Instructions for the task -
Below is the data. Give it again, complete and exact.

Supplied material -
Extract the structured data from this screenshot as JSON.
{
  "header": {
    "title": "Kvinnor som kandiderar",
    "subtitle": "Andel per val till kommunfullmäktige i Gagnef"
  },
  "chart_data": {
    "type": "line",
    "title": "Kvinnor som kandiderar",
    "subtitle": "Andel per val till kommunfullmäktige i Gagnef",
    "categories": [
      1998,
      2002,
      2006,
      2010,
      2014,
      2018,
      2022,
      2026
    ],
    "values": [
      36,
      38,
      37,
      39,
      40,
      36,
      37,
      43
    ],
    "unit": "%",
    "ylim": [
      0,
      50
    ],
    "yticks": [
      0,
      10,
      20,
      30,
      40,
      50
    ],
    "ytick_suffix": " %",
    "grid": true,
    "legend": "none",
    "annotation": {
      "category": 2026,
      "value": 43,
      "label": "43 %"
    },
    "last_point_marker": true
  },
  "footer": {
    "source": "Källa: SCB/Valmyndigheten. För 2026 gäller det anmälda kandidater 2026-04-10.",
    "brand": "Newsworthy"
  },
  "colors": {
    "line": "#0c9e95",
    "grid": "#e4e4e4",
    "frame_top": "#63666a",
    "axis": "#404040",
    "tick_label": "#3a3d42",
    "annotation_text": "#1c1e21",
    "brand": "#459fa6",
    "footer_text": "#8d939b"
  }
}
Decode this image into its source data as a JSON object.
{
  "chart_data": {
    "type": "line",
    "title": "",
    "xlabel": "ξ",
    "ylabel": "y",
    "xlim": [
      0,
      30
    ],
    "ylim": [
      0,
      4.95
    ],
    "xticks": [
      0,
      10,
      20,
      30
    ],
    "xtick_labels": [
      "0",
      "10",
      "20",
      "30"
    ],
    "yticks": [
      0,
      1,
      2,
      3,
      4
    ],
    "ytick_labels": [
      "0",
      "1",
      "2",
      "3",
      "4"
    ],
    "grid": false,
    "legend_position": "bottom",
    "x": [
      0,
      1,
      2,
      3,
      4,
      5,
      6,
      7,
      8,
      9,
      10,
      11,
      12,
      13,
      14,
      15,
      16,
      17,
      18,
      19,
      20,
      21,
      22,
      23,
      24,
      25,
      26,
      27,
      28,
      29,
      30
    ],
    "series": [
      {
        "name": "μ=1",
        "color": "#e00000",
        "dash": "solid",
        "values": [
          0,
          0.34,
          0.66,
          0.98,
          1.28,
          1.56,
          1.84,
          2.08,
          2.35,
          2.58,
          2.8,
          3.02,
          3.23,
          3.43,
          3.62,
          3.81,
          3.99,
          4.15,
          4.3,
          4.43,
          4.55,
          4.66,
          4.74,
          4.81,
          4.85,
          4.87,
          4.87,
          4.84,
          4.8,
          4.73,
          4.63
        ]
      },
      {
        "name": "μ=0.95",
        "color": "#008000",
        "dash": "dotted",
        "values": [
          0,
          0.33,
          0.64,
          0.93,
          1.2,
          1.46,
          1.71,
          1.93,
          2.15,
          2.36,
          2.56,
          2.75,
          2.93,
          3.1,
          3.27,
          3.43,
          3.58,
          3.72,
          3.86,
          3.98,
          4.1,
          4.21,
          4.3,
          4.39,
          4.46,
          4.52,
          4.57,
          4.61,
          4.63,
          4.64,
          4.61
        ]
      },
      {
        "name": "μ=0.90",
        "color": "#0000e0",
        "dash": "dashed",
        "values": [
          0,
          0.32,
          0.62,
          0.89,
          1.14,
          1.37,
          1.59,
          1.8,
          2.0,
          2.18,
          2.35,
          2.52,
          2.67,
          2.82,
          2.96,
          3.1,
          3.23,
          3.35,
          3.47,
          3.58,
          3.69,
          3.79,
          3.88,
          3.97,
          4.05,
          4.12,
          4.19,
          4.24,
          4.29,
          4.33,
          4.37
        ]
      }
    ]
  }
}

Correct answer -
Extract the structured data from this screenshot as JSON.
{
  "header": {
    "title": "Kvinnor som kandiderar",
    "subtitle": "Andel per val till kommunfullmäktige i Gagnef"
  },
  "chart_data": {
    "type": "line",
    "title": "Kvinnor som kandiderar",
    "subtitle": "Andel per val till kommunfullmäktige i Gagnef",
    "categories": [
      1998,
      2002,
      2006,
      2010,
      2014,
      2018,
      2022,
      2026
    ],
    "values": [
      36,
      38,
      37,
      39,
      40,
      36,
      37,
      43
    ],
    "unit": "%",
    "ylim": [
      0,
      50
    ],
    "yticks": [
      0,
      10,
      20,
      30,
      40,
      50
    ],
    "ytick_suffix": " %",
    "grid": true,
    "legend": "none",
    "annotation": {
      "category": 2026,
      "value": 43,
      "label": "43 %"
    },
    "last_point_marker": true
  },
  "footer": {
    "source": "Källa: SCB/Valmyndigheten. För 2026 gäller det anmälda kandidater 2026-04-10.",
    "brand": "Newsworthy"
  },
  "colors": {
    "line": "#0c9e95",
    "grid": "#e4e4e4",
    "frame_top": "#63666a",
    "axis": "#404040",
    "tick_label": "#3a3d42",
    "annotation_text": "#1c1e21",
    "brand": "#459fa6",
    "footer_text": "#8d939b"
  }
}
Decode this image into its source data as a JSON object.
{
  "chart_data": {
    "type": "line",
    "title": "",
    "xlabel": "ξ",
    "ylabel": "y",
    "xlim": [
      0,
      30
    ],
    "ylim": [
      0,
      4.95
    ],
    "xticks": [
      0,
      10,
      20,
      30
    ],
    "xtick_labels": [
      "0",
      "10",
      "20",
      "30"
    ],
    "yticks": [
      0,
      1,
      2,
      3,
      4
    ],
    "ytick_labels": [
      "0",
      "1",
      "2",
      "3",
      "4"
    ],
    "grid": false,
    "legend_position": "bottom",
    "x": [
      0,
      1,
      2,
      3,
      4,
      5,
      6,
      7,
      8,
      9,
      10,
      11,
      12,
      13,
      14,
      15,
      16,
      17,
      18,
      19,
      20,
      21,
      22,
      23,
      24,
      25,
      26,
      27,
      28,
      29,
      30
    ],
    "series": [
      {
        "name": "μ=1",
        "color": "#e00000",
        "dash": "solid",
        "values": [
          0,
          0.34,
          0.66,
          0.98,
          1.28,
          1.56,
          1.84,
          2.08,
          2.35,
          2.58,
          2.8,
          3.02,
          3.23,
          3.43,
          3.62,
          3.81,
          3.99,
          4.15,
          4.3,
          4.43,
          4.55,
          4.66,
          4.74,
          4.81,
          4.85,
          4.87,
          4.87,
          4.84,
          4.8,
          4.73,
          4.63
        ]
      },
      {
        "name": "μ=0.95",
        "color": "#008000",
        "dash": "dotted",
        "values": [
          0,
          0.33,
          0.64,
          0.93,
          1.2,
          1.46,
          1.71,
          1.93,
          2.15,
          2.36,
          2.56,
          2.75,
          2.93,
          3.1,
          3.27,
          3.43,
          3.58,
          3.72,
          3.86,
          3.98,
          4.1,
          4.21,
          4.3,
          4.39,
          4.46,
          4.52,
          4.57,
          4.61,
          4.63,
          4.64,
          4.61
        ]
      },
      {
        "name": "μ=0.90",
        "color": "#0000e0",
        "dash": "dashed",
        "values": [
          0,
          0.32,
          0.62,
          0.89,
          1.14,
          1.37,
          1.59,
          1.8,
          2.0,
          2.18,
          2.35,
          2.52,
          2.67,
          2.82,
          2.96,
          3.1,
          3.23,
          3.35,
          3.47,
          3.58,
          3.69,
          3.79,
          3.88,
          3.97,
          4.05,
          4.12,
          4.19,
          4.24,
          4.29,
          4.33,
          4.37
        ]
      }
    ]
  }
}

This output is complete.